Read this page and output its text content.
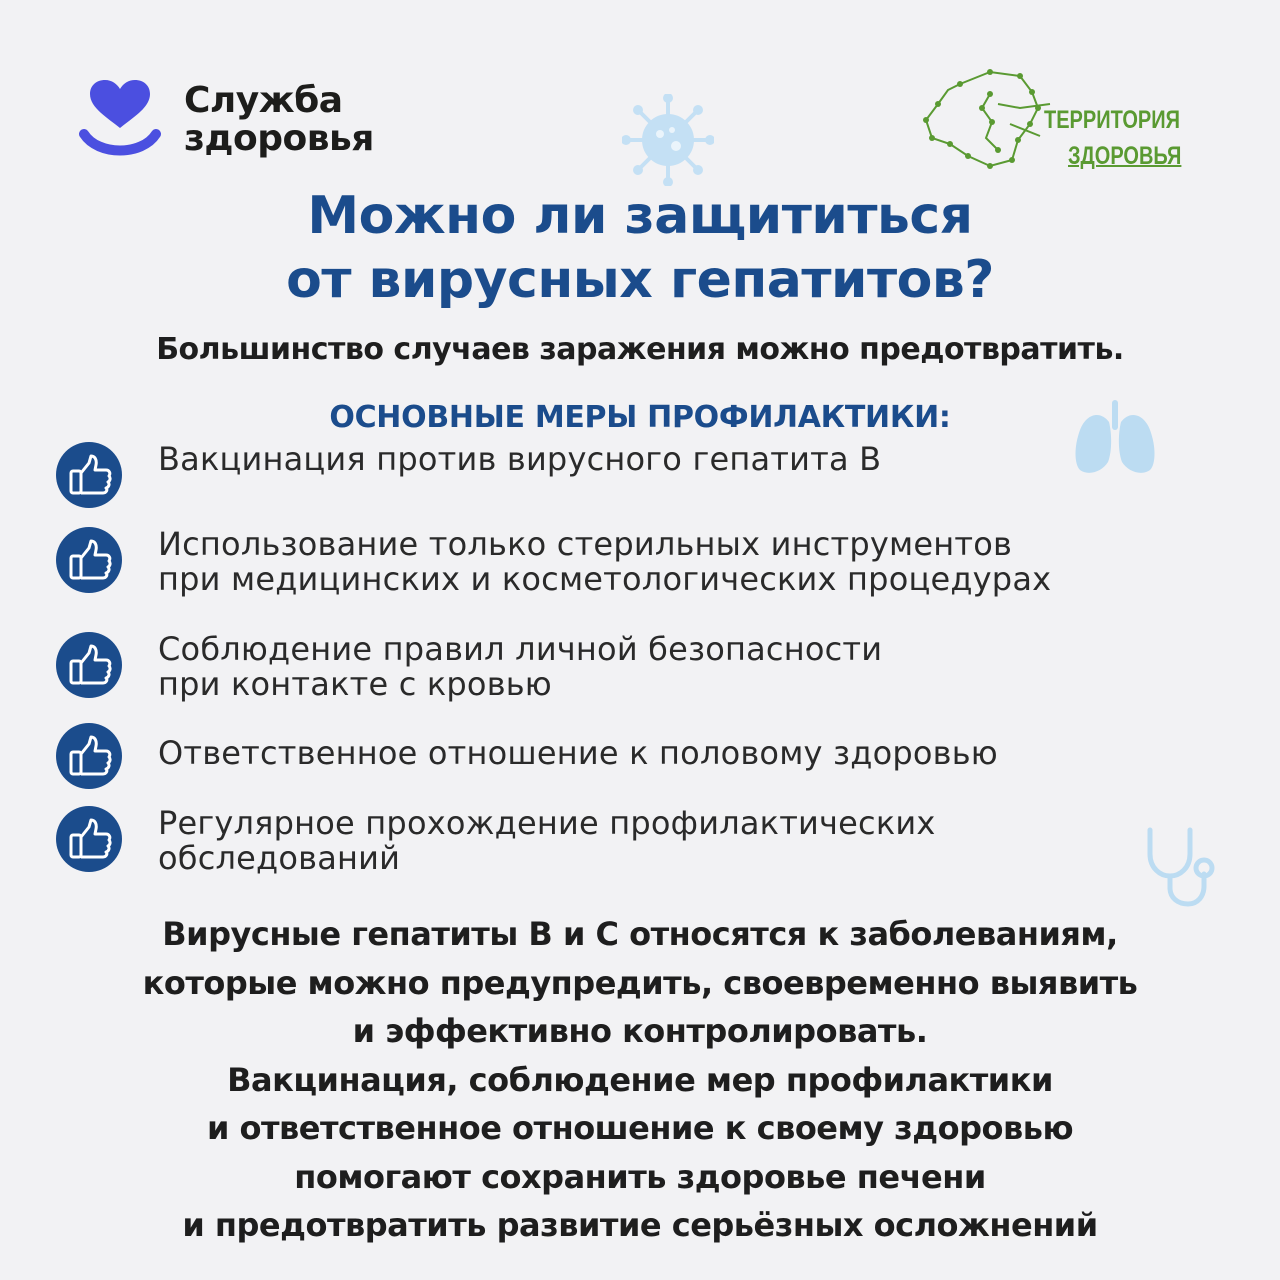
Служба
здоровья	ТЕРРИТОРИЯ
ЗДОРОВЬЯ
Можно ли защититься
от вирусных гепатитов?
Большинство случаев заражения можно предотвратить.
ОСНОВНЫЕ МЕРЫ ПРОФИЛАКТИКИ:
Вакцинация против вирусного гепатита В
Использование только стерильных инструментов
при медицинских и косметологических процедурах
Соблюдение правил личной безопасности
при контакте с кровью
Ответственное отношение к половому здоровью
Регулярное прохождение профилактических
обследований
Вирусные гепатиты В и С относятся к заболеваниям,
которые можно предупредить, своевременно выявить
и эффективно контролировать.
Вакцинация, соблюдение мер профилактики
и ответственное отношение к своему здоровью
помогают сохранить здоровье печени
и предотвратить развитие серьёзных осложнений
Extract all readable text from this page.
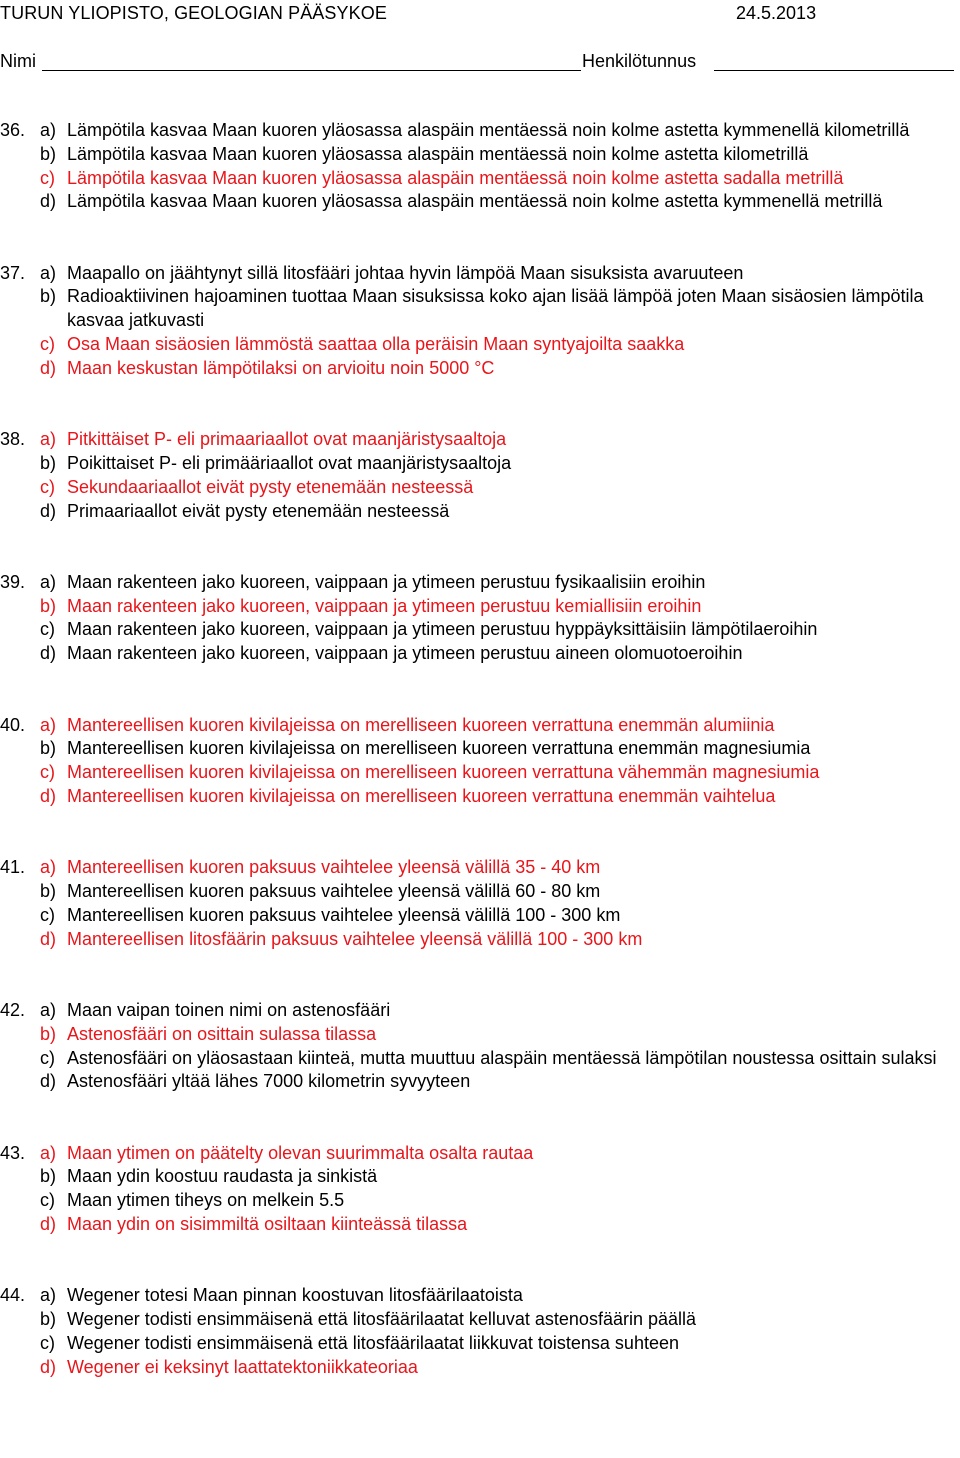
TURUN YLIOPISTO, GEOLOGIAN PÄÄSYKOE	24.5.2013
Nimi	Henkilötunnus
36. a) Lämpötila kasvaa Maan kuoren yläosassa alaspäin mentäessä noin kolme astetta kymmenellä kilometrillä
b) Lämpötila kasvaa Maan kuoren yläosassa alaspäin mentäessä noin kolme astetta kilometrillä
c) Lämpötila kasvaa Maan kuoren yläosassa alaspäin mentäessä noin kolme astetta sadalla metrillä
d) Lämpötila kasvaa Maan kuoren yläosassa alaspäin mentäessä noin kolme astetta kymmenellä metrillä
37. a) Maapallo on jäähtynyt sillä litosfääri johtaa hyvin lämpöä Maan sisuksista avaruuteen
b) Radioaktiivinen hajoaminen tuottaa Maan sisuksissa koko ajan lisää lämpöä joten Maan sisäosien lämpötila kasvaa jatkuvasti
c) Osa Maan sisäosien lämmöstä saattaa olla peräisin Maan syntyajoilta saakka
d) Maan keskustan lämpötilaksi on arvioitu noin 5000 °C
38. a) Pitkittäiset P- eli primaariaallot ovat maanjäristysaaltoja
b) Poikittaiset P- eli primääriaallot ovat maanjäristysaaltoja
c) Sekundaariaallot eivät pysty etenemään nesteessä
d) Primaariaallot eivät pysty etenemään nesteessä
39. a) Maan rakenteen jako kuoreen, vaippaan ja ytimeen perustuu fysikaalisiin eroihin
b) Maan rakenteen jako kuoreen, vaippaan ja ytimeen perustuu kemiallisiin eroihin
c) Maan rakenteen jako kuoreen, vaippaan ja ytimeen perustuu hyppäyksittäisiin lämpötilaeroihin
d) Maan rakenteen jako kuoreen, vaippaan ja ytimeen perustuu aineen olomuotoeroihin
40. a) Mantereellisen kuoren kivilajeissa on merelliseen kuoreen verrattuna enemmän alumiinia
b) Mantereellisen kuoren kivilajeissa on merelliseen kuoreen verrattuna enemmän magnesiumia
c) Mantereellisen kuoren kivilajeissa on merelliseen kuoreen verrattuna vähemmän magnesiumia
d) Mantereellisen kuoren kivilajeissa on merelliseen kuoreen verrattuna enemmän vaihtelua
41. a) Mantereellisen kuoren paksuus vaihtelee yleensä välillä 35 - 40 km
b) Mantereellisen kuoren paksuus vaihtelee yleensä välillä 60 - 80 km
c) Mantereellisen kuoren paksuus vaihtelee yleensä välillä 100 - 300 km
d) Mantereellisen litosfäärin paksuus vaihtelee yleensä välillä 100 - 300 km
42. a) Maan vaipan toinen nimi on astenosfääri
b) Astenosfääri on osittain sulassa tilassa
c) Astenosfääri on yläosastaan kiinteä, mutta muuttuu alaspäin mentäessä lämpötilan noustessa osittain sulaksi
d) Astenosfääri yltää lähes 7000 kilometrin syvyyteen
43. a) Maan ytimen on päätelty olevan suurimmalta osalta rautaa
b) Maan ydin koostuu raudasta ja sinkistä
c) Maan ytimen tiheys on melkein 5.5
d) Maan ydin on sisimmiltä osiltaan kiinteässä tilassa
44. a) Wegener totesi Maan pinnan koostuvan litosfäärilaatoista
b) Wegener todisti ensimmäisenä että litosfäärilaatat kelluvat astenosfäärin päällä
c) Wegener todisti ensimmäisenä että litosfäärilaatat liikkuvat toistensa suhteen
d) Wegener ei keksinyt laattatektoniikkateoriaa
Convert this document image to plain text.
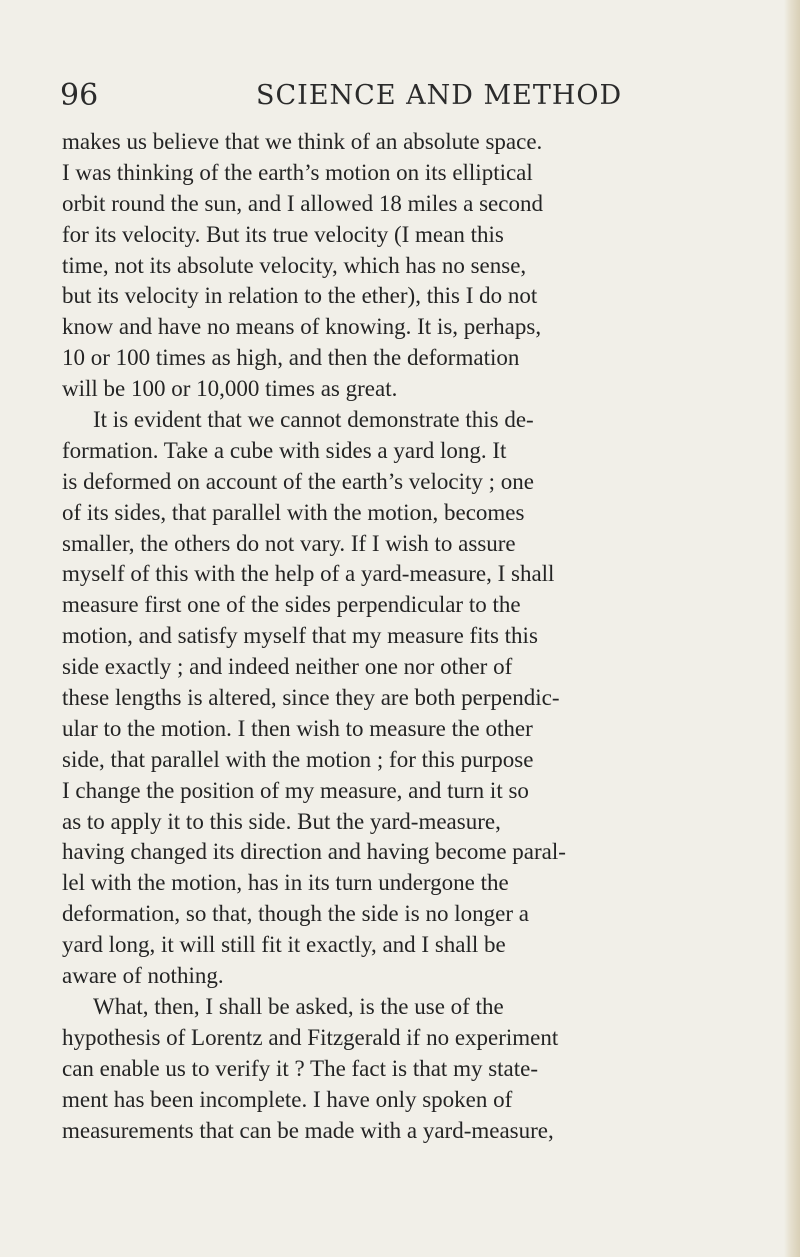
96	SCIENCE AND METHOD
makes us believe that we think of an absolute space.
I was thinking of the earth’s motion on its elliptical
orbit round the sun, and I allowed 18 miles a second
for its velocity. But its true velocity (I mean this
time, not its absolute velocity, which has no sense,
but its velocity in relation to the ether), this I do not
know and have no means of knowing. It is, perhaps,
10 or 100 times as high, and then the deformation
will be 100 or 10,000 times as great.
It is evident that we cannot demonstrate this de-
formation. Take a cube with sides a yard long. It
is deformed on account of the earth’s velocity ; one
of its sides, that parallel with the motion, becomes
smaller, the others do not vary. If I wish to assure
myself of this with the help of a yard-measure, I shall
measure first one of the sides perpendicular to the
motion, and satisfy myself that my measure fits this
side exactly ; and indeed neither one nor other of
these lengths is altered, since they are both perpendic-
ular to the motion. I then wish to measure the other
side, that parallel with the motion ; for this purpose
I change the position of my measure, and turn it so
as to apply it to this side. But the yard-measure,
having changed its direction and having become paral-
lel with the motion, has in its turn undergone the
deformation, so that, though the side is no longer a
yard long, it will still fit it exactly, and I shall be
aware of nothing.
What, then, I shall be asked, is the use of the
hypothesis of Lorentz and Fitzgerald if no experiment
can enable us to verify it ? The fact is that my state-
ment has been incomplete. I have only spoken of
measurements that can be made with a yard-measure,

Given task: Tally the lines containing "pysty". Provide the number without any other words.

The completed task: 2